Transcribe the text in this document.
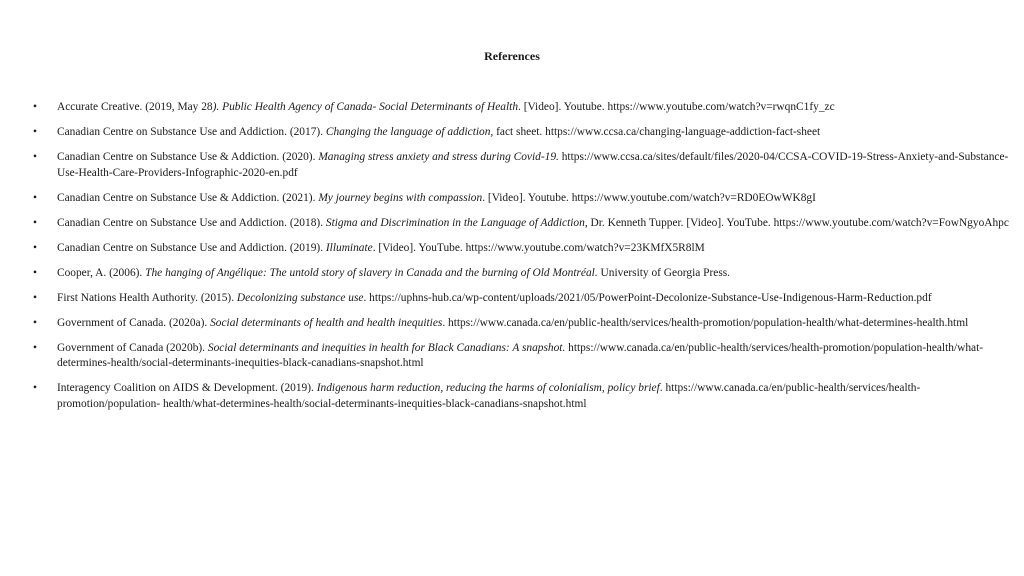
References
• Accurate Creative. (2019, May 28). Public Health Agency of Canada- Social Determinants of Health. [Video]. Youtube. https://www.youtube.com/watch?v=rwqnC1fy_zc
• Canadian Centre on Substance Use and Addiction. (2017). Changing the language of addiction, fact sheet. https://www.ccsa.ca/changing-language-addiction-fact-sheet
• Canadian Centre on Substance Use & Addiction. (2020). Managing stress anxiety and stress during Covid-19. https://www.ccsa.ca/sites/default/files/2020-04/CCSA-COVID-19-Stress-Anxiety-and-Substance-Use-Health-Care-Providers-Infographic-2020-en.pdf
• Canadian Centre on Substance Use & Addiction. (2021). My journey begins with compassion. [Video]. Youtube. https://www.youtube.com/watch?v=RD0EOwWK8gI
• Canadian Centre on Substance Use and Addiction. (2018). Stigma and Discrimination in the Language of Addiction, Dr. Kenneth Tupper. [Video]. YouTube. https://www.youtube.com/watch?v=FowNgyoAhpc
• Canadian Centre on Substance Use and Addiction. (2019). Illuminate. [Video]. YouTube. https://www.youtube.com/watch?v=23KMfX5R8lM
• Cooper, A. (2006). The hanging of Angélique: The untold story of slavery in Canada and the burning of Old Montréal. University of Georgia Press.
• First Nations Health Authority. (2015). Decolonizing substance use. https://uphns-hub.ca/wp-content/uploads/2021/05/PowerPoint-Decolonize-Substance-Use-Indigenous-Harm-Reduction.pdf
• Government of Canada. (2020a). Social determinants of health and health inequities. https://www.canada.ca/en/public-health/services/health-promotion/population-health/what-determines-health.html
• Government of Canada (2020b). Social determinants and inequities in health for Black Canadians: A snapshot. https://www.canada.ca/en/public-health/services/health-promotion/population-health/what-determines-health/social-determinants-inequities-black-canadians-snapshot.html
• Interagency Coalition on AIDS & Development. (2019). Indigenous harm reduction, reducing the harms of colonialism, policy brief. https://www.canada.ca/en/public-health/services/health-promotion/population- health/what-determines-health/social-determinants-inequities-black-canadians-snapshot.html
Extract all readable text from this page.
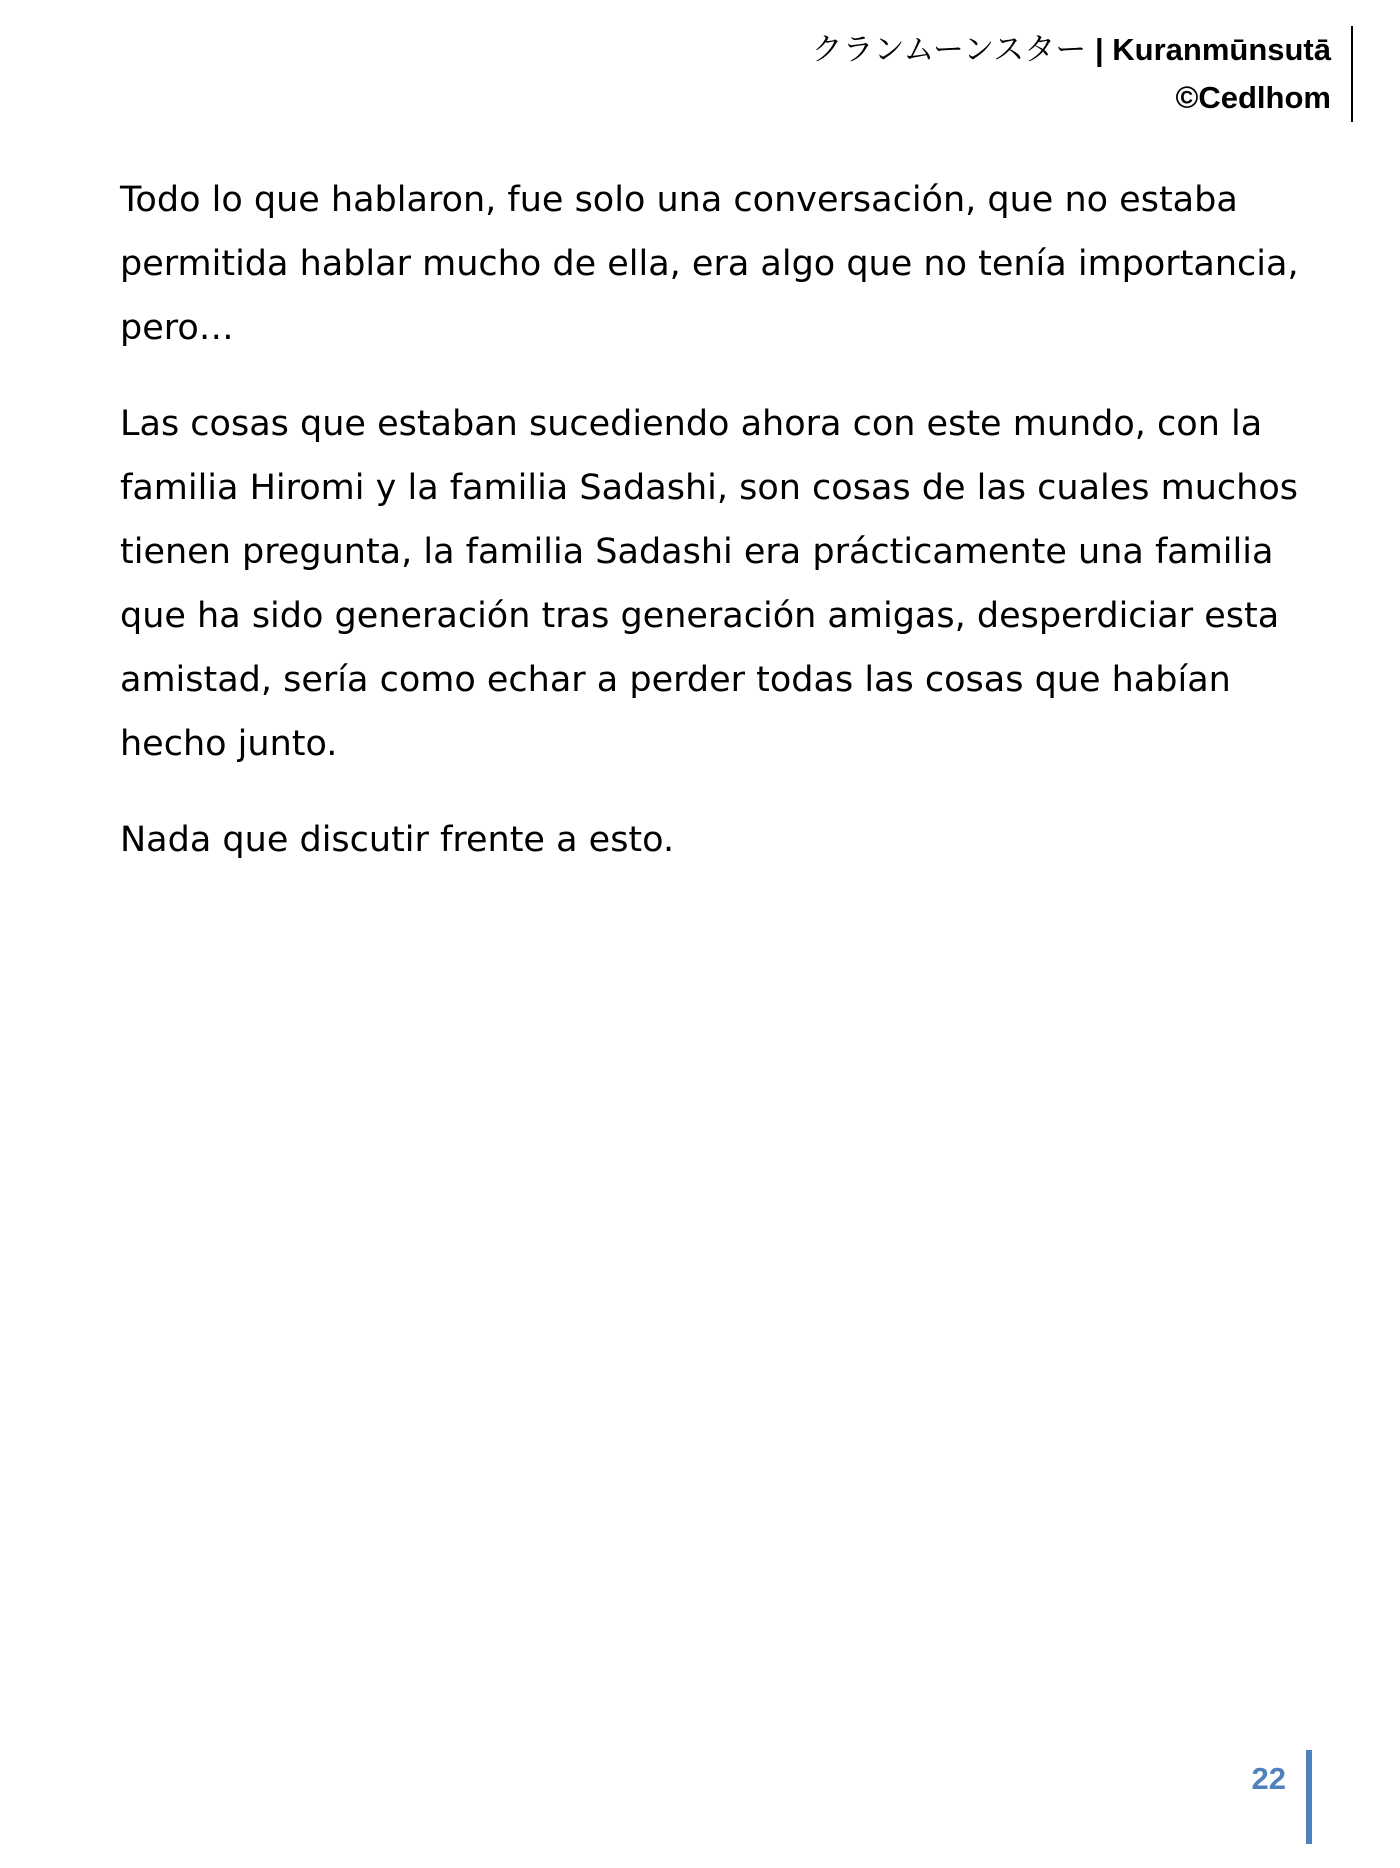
クランムーンスター | Kuranmūnsutā
©Cedlhom

Todo lo que hablaron, fue solo una conversación, que no estaba permitida hablar mucho de ella, era algo que no tenía importancia, pero…

Las cosas que estaban sucediendo ahora con este mundo, con la familia Hiromi y la familia Sadashi, son cosas de las cuales muchos tienen pregunta, la familia Sadashi era prácticamente una familia que ha sido generación tras generación amigas, desperdiciar esta amistad, sería como echar a perder todas las cosas que habían hecho junto.

Nada que discutir frente a esto.

22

_Your task:_
Retype verbatim only the lines beginning with the line that contains "Extract all readable text from this page." and ending with the last line of the listing above; pictures are to be excluded.

_Worked solution:_
Extract all readable text from this page.
クランムーンスター | Kuranmūnsutā
©Cedlhom

Todo lo que hablaron, fue solo una conversación, que no estaba permitida hablar mucho de ella, era algo que no tenía importancia, pero…

Las cosas que estaban sucediendo ahora con este mundo, con la familia Hiromi y la familia Sadashi, son cosas de las cuales muchos tienen pregunta, la familia Sadashi era prácticamente una familia que ha sido generación tras generación amigas, desperdiciar esta amistad, sería como echar a perder todas las cosas que habían hecho junto.

Nada que discutir frente a esto.

22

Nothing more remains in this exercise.